Source passage
——

Computer Science and Mathematics Education
By Matt Larson, NCTM President
July 14, 2016
Without a
doubt, the addition of computer science to the school curriculum can expand
students’ future opportunities. But it also has some important immediate
implications for education today. In today’s K–12 education environment, expanding
instruction in computer science involves trade-offs. With stretched budgets and
increased curricular requirements, more time for computer science education
necessarily means less time for something else, such as financial literacy, language
arts, social studies, art, or music.
To help
make more time in a crowded curricular landscape, advocates for computer
science education have been encouraging states to allow high school computer
science courses to substitute for required mathematics and science courses. Many
states now allow a computer science course to take the place of a mathematics
or science graduation requirement. Code.org, a national organization advocating
for more computer science education, reports that such substitutions are
permitted in 29 states plus the District of Columbia, up from only 12 states in
2013. Many school districts are now making policy decisions related to this
issue.
While
fully supporting the growth of computer science education, NCTM urges a
cautious approach to substituting computer science for mathematics courses, noting
that some of the emerging policies may affect mathematics education within
schools, systems, and in classrooms. Some of these are described in NCTM’s
recent position statement on Computer Science and Mathematics
Education.

——

Element location data:
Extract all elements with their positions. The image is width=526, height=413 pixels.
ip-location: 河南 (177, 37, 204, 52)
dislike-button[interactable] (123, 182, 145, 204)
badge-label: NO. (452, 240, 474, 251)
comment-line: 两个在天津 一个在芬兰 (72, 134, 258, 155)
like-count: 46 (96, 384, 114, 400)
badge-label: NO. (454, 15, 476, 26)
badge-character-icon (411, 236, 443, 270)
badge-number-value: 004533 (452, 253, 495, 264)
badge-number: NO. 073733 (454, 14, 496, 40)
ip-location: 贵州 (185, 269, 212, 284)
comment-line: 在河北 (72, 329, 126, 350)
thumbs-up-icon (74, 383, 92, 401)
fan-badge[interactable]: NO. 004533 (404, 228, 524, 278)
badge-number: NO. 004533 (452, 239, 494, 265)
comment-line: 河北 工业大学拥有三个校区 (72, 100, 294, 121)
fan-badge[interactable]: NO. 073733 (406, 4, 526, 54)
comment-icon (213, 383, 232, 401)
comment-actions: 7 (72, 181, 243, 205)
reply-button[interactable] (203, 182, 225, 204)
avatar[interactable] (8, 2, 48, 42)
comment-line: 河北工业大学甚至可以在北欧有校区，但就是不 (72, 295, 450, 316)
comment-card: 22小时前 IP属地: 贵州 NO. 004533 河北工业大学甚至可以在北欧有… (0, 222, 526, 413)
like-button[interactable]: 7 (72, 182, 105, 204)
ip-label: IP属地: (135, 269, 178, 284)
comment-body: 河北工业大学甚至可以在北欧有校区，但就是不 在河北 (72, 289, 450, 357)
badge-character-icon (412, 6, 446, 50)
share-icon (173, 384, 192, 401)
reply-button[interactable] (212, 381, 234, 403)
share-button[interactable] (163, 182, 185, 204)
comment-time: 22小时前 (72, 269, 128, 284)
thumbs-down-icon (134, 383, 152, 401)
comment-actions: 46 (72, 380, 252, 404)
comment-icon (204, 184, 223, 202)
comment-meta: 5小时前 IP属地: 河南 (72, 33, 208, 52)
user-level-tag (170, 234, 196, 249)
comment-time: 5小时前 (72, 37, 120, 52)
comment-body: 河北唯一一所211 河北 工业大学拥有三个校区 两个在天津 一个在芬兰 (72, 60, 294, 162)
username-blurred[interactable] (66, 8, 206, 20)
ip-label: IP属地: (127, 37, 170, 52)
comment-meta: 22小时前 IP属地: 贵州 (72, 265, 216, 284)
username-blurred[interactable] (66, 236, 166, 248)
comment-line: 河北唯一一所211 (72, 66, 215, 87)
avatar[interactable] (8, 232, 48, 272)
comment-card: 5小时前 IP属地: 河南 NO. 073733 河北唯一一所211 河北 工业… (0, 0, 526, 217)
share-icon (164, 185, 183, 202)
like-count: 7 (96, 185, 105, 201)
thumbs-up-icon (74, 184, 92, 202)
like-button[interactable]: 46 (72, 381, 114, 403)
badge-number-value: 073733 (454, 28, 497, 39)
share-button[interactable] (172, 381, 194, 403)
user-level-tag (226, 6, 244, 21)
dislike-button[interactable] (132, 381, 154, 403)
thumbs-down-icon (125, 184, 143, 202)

——

Exercise objective
Retype the passage above on computer science and mathematics education, everything from "Computer Science and Mathematics Education" down to "art, or music.".

Answer to this exercise
Computer Science and Mathematics Education
By Matt Larson, NCTM President
July 14, 2016
Without a
doubt, the addition of computer science to the school curriculum can expand
students’ future opportunities. But it also has some important immediate
implications for education today. In today’s K–12 education environment, expanding
instruction in computer science involves trade-offs. With stretched budgets and
increased curricular requirements, more time for computer science education
necessarily means less time for something else, such as financial literacy, language
arts, social studies, art, or music.